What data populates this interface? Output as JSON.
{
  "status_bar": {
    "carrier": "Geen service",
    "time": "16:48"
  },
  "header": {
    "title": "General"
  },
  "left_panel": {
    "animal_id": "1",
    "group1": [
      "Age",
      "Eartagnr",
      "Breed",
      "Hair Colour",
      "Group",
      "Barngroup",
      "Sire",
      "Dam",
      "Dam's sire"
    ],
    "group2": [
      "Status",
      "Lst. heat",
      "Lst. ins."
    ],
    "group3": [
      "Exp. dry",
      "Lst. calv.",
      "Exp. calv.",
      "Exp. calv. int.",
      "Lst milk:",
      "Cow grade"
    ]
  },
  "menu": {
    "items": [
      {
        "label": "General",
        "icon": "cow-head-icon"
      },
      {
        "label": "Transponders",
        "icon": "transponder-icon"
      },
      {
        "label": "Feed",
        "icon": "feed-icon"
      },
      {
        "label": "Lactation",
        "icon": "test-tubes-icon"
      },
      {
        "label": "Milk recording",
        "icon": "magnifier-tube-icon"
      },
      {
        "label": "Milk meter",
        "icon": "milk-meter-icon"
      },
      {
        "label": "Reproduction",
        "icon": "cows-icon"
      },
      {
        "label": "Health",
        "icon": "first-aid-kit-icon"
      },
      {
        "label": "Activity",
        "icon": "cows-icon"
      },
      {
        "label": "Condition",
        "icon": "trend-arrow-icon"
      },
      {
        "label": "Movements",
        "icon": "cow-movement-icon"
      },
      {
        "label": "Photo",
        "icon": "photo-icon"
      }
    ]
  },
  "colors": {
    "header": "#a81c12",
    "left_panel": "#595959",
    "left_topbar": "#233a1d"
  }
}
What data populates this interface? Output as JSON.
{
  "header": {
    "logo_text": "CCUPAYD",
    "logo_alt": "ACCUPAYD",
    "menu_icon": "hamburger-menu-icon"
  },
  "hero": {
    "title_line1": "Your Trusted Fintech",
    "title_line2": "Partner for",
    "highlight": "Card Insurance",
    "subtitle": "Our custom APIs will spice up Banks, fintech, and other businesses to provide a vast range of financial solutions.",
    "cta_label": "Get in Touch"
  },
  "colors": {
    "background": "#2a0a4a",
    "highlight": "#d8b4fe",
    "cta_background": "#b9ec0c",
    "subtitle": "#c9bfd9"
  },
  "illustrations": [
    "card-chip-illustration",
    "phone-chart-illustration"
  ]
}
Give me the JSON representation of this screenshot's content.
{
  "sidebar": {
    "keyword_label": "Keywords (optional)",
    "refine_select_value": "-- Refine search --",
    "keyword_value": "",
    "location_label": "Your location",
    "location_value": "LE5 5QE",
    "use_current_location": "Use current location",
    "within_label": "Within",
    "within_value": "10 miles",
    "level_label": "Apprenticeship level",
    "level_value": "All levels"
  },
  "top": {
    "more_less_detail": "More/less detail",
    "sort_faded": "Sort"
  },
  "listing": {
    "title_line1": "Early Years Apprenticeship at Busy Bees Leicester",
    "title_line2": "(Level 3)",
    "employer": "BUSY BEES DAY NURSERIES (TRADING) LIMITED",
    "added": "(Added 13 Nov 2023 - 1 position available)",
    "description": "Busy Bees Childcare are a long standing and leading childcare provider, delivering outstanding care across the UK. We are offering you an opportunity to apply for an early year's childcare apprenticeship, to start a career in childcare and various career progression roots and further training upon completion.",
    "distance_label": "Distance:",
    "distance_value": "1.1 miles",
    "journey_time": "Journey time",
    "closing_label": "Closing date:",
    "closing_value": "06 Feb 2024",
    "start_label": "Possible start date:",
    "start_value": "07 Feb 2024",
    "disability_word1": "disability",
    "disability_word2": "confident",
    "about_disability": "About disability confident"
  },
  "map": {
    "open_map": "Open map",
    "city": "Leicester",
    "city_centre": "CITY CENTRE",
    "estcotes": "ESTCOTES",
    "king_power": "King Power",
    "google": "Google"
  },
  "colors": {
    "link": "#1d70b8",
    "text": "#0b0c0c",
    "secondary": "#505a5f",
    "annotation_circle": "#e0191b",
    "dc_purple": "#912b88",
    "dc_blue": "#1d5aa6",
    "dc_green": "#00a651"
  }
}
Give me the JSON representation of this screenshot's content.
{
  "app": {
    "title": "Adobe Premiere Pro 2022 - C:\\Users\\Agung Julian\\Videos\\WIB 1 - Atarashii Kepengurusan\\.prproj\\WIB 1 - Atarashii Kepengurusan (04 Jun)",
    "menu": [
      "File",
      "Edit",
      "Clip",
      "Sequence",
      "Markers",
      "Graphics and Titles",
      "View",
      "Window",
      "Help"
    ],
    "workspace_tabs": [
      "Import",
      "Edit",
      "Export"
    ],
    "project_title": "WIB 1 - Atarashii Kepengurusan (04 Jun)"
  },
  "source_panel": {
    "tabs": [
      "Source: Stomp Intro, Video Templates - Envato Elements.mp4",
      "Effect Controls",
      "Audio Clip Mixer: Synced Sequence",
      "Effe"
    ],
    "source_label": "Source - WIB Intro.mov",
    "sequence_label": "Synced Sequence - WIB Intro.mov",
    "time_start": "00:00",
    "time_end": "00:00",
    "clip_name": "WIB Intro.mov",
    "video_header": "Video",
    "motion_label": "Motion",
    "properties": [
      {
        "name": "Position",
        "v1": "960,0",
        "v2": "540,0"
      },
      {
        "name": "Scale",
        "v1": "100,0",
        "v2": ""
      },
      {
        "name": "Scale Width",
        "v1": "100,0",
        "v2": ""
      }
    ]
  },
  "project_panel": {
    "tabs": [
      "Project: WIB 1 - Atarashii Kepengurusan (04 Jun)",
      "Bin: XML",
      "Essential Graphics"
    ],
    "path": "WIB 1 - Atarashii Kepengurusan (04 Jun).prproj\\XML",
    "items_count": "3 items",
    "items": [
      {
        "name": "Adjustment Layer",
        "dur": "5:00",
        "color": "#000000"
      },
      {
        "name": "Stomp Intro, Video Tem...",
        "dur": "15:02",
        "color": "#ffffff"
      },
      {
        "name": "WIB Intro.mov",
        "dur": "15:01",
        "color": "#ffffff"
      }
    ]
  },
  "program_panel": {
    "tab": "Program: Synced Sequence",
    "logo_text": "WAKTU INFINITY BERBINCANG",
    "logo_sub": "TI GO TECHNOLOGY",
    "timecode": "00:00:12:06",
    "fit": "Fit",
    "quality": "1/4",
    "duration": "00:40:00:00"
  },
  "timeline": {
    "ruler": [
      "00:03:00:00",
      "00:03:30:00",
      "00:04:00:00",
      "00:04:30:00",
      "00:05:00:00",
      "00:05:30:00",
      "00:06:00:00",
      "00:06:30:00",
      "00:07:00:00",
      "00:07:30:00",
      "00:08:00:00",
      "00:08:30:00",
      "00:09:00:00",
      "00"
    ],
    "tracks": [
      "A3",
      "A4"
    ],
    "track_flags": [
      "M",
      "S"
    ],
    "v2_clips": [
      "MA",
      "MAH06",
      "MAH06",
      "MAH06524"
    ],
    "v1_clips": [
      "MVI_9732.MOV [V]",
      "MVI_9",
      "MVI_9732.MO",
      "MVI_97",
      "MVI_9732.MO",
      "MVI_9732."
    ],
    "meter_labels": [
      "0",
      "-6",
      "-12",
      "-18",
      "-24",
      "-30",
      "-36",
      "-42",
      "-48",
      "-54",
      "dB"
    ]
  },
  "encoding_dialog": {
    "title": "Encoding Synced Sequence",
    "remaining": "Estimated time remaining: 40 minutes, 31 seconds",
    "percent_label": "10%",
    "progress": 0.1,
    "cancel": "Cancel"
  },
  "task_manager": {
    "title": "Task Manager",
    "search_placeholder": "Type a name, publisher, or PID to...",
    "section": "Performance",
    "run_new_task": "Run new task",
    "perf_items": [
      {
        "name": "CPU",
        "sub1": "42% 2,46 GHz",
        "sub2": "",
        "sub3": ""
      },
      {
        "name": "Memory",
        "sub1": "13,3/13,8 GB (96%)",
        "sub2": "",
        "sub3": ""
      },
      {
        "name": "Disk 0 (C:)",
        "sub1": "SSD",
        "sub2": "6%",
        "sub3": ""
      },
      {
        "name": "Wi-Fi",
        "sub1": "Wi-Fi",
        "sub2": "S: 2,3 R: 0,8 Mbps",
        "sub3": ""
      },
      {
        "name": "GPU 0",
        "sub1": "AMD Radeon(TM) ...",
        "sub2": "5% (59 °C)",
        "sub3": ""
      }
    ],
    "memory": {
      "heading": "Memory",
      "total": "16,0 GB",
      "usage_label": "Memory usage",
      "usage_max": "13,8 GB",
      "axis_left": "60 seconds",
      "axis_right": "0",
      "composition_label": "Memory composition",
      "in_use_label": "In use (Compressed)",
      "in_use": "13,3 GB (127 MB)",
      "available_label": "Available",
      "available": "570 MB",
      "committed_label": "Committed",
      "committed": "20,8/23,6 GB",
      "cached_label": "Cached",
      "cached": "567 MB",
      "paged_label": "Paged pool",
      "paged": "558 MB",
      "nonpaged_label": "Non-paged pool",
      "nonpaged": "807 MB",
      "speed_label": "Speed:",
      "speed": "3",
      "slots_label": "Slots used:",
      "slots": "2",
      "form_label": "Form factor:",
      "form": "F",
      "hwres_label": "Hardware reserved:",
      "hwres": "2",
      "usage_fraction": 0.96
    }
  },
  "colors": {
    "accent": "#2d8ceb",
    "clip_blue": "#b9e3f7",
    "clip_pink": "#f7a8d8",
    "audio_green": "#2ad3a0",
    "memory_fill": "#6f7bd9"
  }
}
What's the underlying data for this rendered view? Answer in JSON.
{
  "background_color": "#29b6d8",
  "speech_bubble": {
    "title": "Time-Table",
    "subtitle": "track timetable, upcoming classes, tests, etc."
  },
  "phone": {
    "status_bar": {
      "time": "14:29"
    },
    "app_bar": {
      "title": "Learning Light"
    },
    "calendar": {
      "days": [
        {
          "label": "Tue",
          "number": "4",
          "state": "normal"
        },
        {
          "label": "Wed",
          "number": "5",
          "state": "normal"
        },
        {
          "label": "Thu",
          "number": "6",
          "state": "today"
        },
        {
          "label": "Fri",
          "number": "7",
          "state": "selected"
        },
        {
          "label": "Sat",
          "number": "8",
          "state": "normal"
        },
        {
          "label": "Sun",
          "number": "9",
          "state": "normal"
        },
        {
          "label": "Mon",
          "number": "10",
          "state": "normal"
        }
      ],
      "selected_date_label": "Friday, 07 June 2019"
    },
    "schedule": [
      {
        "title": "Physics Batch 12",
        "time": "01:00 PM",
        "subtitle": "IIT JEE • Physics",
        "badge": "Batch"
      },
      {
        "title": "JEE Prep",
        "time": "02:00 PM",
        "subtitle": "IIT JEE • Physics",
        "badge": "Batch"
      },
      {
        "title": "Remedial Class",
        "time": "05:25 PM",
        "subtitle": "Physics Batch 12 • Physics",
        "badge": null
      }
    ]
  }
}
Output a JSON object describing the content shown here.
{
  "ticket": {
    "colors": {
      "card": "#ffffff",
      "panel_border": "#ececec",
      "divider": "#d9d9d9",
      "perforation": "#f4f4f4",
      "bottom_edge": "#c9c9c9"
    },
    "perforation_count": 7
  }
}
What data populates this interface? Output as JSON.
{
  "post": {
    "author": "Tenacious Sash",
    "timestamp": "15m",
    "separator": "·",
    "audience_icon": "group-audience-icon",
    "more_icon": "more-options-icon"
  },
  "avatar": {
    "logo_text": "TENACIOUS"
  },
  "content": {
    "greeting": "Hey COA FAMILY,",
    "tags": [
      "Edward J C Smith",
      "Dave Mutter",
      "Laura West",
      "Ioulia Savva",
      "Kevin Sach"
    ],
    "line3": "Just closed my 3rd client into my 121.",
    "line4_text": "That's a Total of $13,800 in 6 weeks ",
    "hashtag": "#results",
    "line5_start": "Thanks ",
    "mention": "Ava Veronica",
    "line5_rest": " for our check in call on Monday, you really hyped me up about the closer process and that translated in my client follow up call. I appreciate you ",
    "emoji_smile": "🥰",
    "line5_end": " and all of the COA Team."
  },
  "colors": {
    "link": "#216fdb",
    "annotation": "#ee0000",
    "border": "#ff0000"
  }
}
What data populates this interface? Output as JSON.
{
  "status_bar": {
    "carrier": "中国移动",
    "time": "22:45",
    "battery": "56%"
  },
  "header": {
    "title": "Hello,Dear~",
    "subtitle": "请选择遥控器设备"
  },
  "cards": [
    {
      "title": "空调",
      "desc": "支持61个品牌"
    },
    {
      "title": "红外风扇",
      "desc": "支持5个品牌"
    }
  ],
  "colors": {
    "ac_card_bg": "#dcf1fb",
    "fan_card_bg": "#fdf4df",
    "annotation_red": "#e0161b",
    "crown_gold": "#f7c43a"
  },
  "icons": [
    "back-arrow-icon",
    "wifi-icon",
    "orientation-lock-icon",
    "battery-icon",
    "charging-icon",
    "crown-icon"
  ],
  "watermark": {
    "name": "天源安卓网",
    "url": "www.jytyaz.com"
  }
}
◇ ◇ ◇ ◇
## Description of the task
Pick out lines containing the word "Physics", each one as written.

## Full solution
        "title": "Physics Batch 12",
        "subtitle": "IIT JEE • Physics",
        "subtitle": "IIT JEE • Physics",
        "subtitle": "Physics Batch 12 • Physics",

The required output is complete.